(Items from a data source)
■ ■ ■ ■
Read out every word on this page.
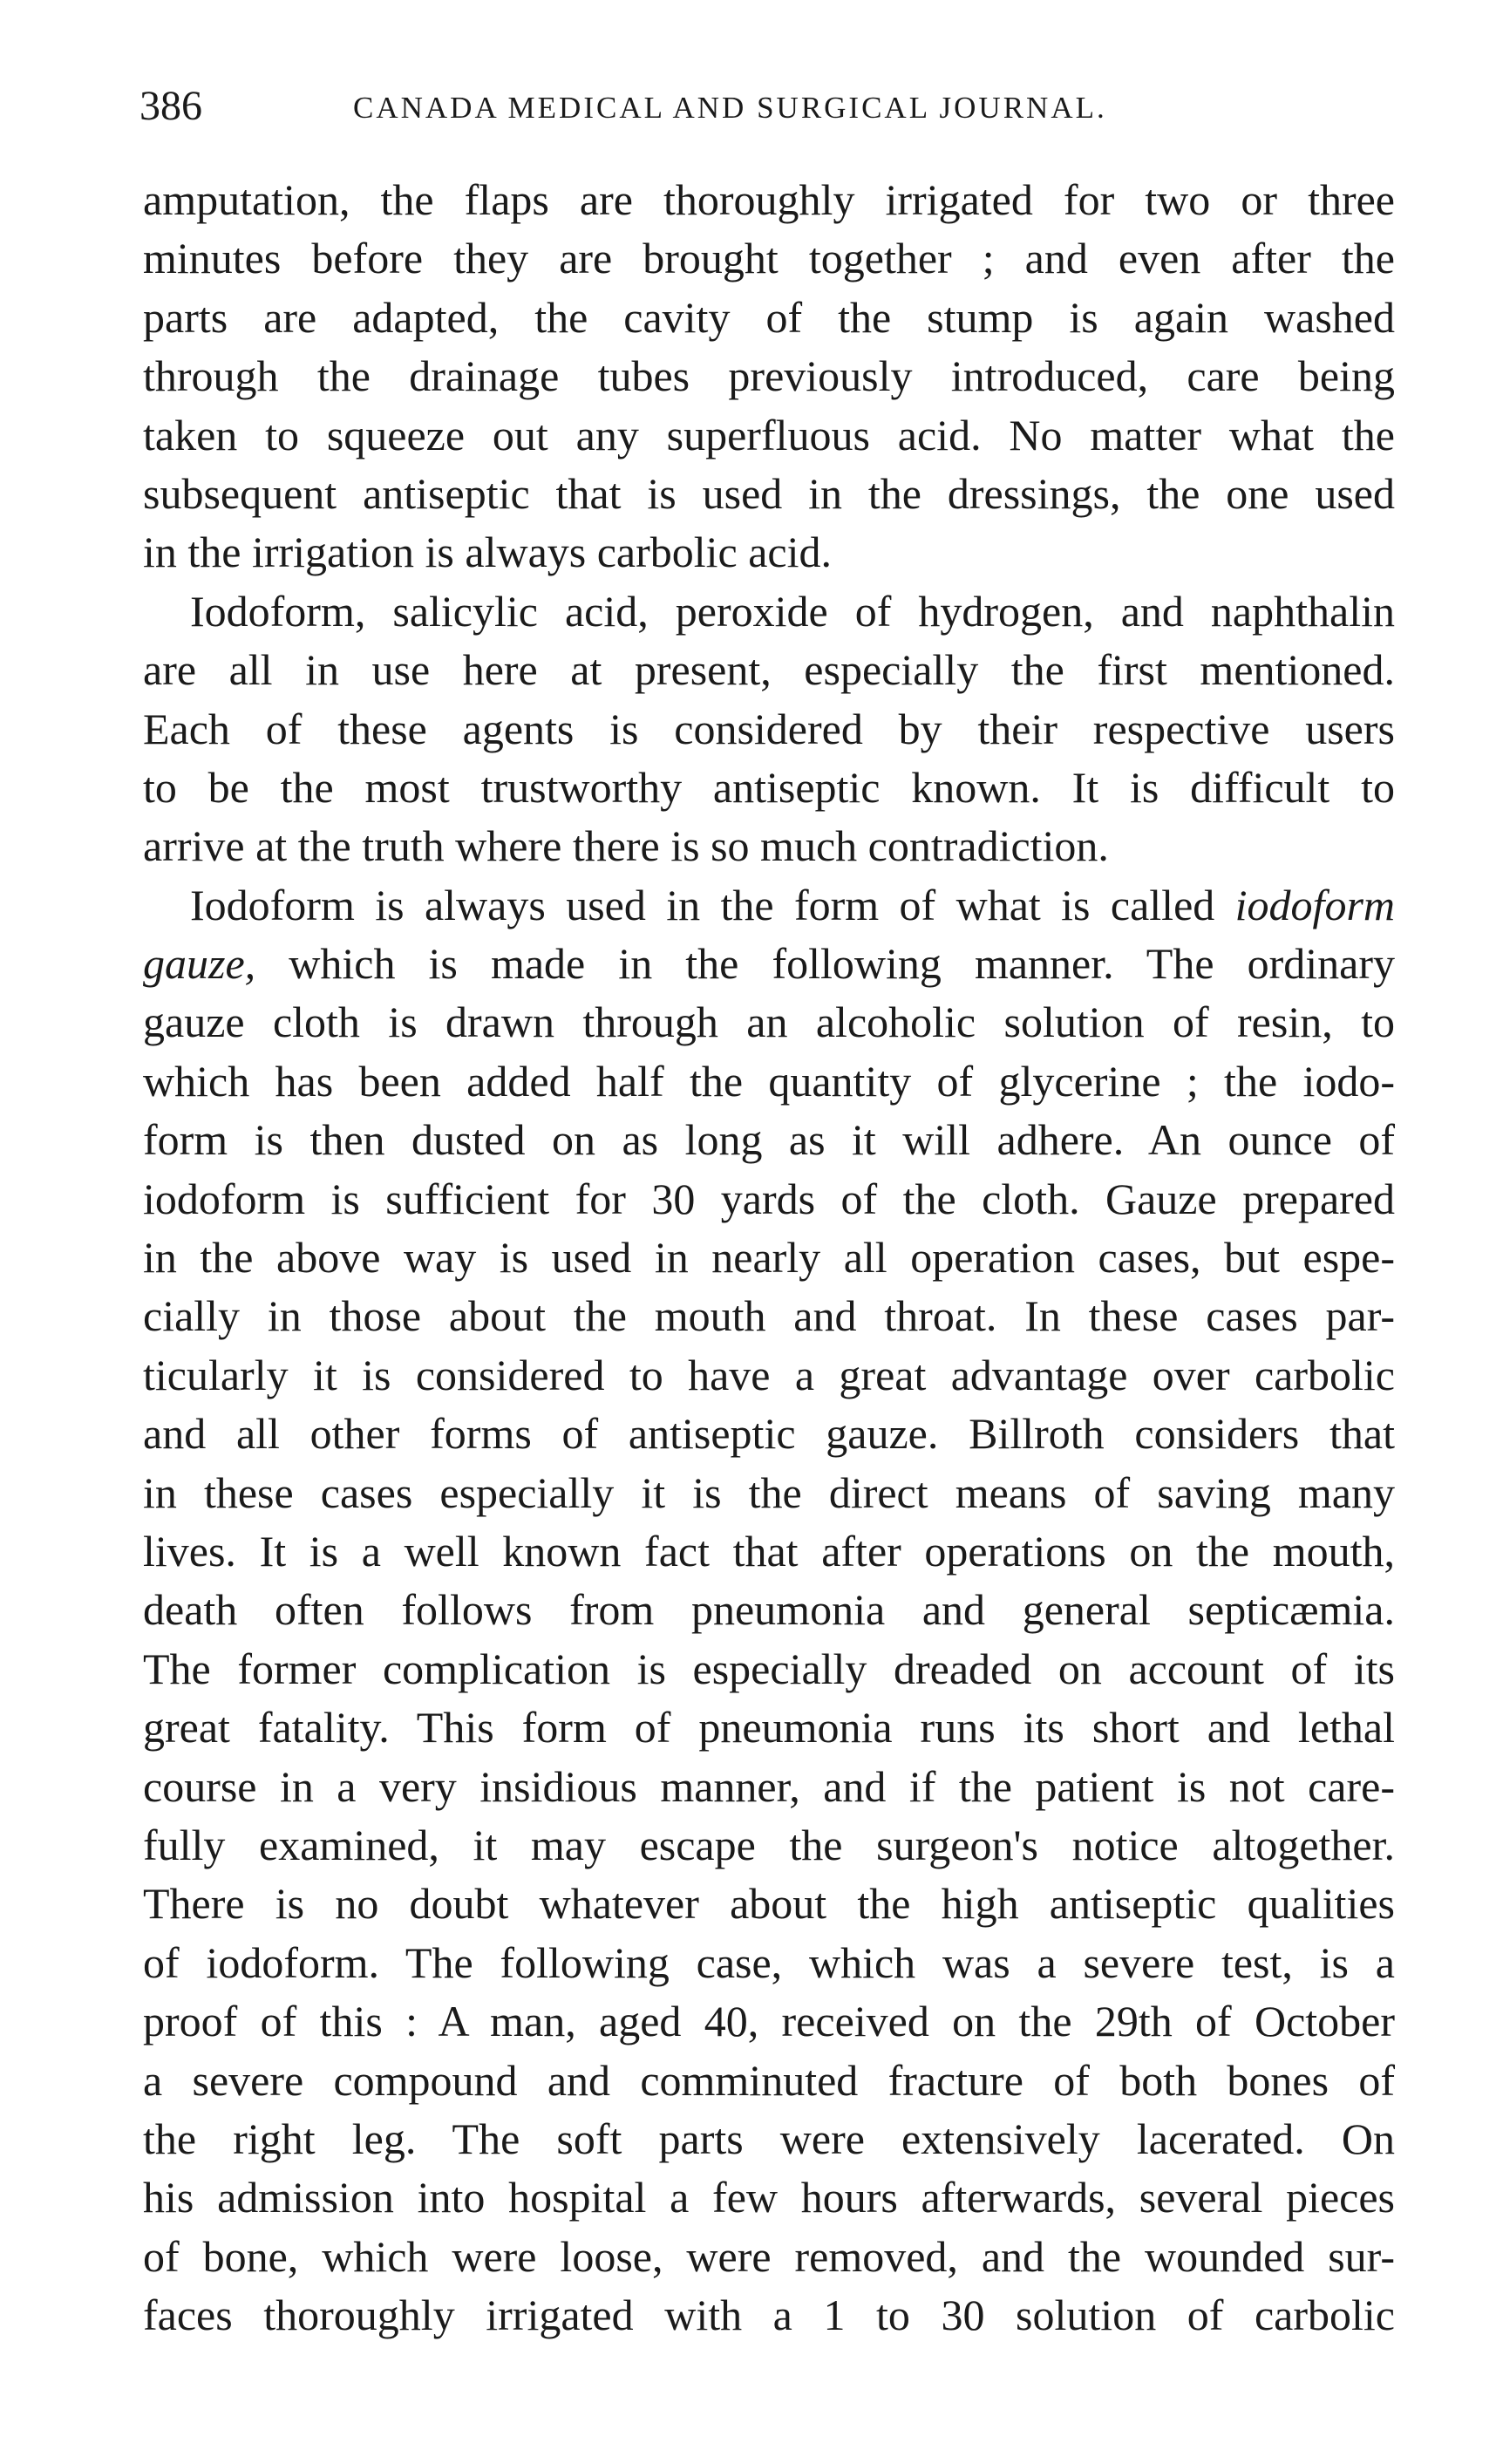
386	CANADA MEDICAL AND SURGICAL JOURNAL.
amputation, the flaps are thoroughly irrigated for two or three
minutes before they are brought together ; and even after the
parts are adapted, the cavity of the stump is again washed
through the drainage tubes previously introduced, care being
taken to squeeze out any superfluous acid. No matter what the
subsequent antiseptic that is used in the dressings, the one used
in the irrigation is always carbolic acid.
Iodoform, salicylic acid, peroxide of hydrogen, and naphthalin
are all in use here at present, especially the first mentioned.
Each of these agents is considered by their respective users
to be the most trustworthy antiseptic known. It is difficult to
arrive at the truth where there is so much contradiction.
Iodoform is always used in the form of what is called iodoform
gauze, which is made in the following manner. The ordinary
gauze cloth is drawn through an alcoholic solution of resin, to
which has been added half the quantity of glycerine ; the iodo-
form is then dusted on as long as it will adhere. An ounce of
iodoform is sufficient for 30 yards of the cloth. Gauze prepared
in the above way is used in nearly all operation cases, but espe-
cially in those about the mouth and throat. In these cases par-
ticularly it is considered to have a great advantage over carbolic
and all other forms of antiseptic gauze. Billroth considers that
in these cases especially it is the direct means of saving many
lives. It is a well known fact that after operations on the mouth,
death often follows from pneumonia and general septicæmia.
The former complication is especially dreaded on account of its
great fatality. This form of pneumonia runs its short and lethal
course in a very insidious manner, and if the patient is not care-
fully examined, it may escape the surgeon's notice altogether.
There is no doubt whatever about the high antiseptic qualities
of iodoform. The following case, which was a severe test, is a
proof of this : A man, aged 40, received on the 29th of October
a severe compound and comminuted fracture of both bones of
the right leg. The soft parts were extensively lacerated. On
his admission into hospital a few hours afterwards, several pieces
of bone, which were loose, were removed, and the wounded sur-
faces thoroughly irrigated with a 1 to 30 solution of carbolic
■ ■ ■ ■
### SHORT PROBLEM
Filter lines by "thoroughly" and return each hit.

### RESPONSE TO THIS EXERCISE
amputation, the flaps are thoroughly irrigated for two or three
faces thoroughly irrigated with a 1 to 30 solution of carbolic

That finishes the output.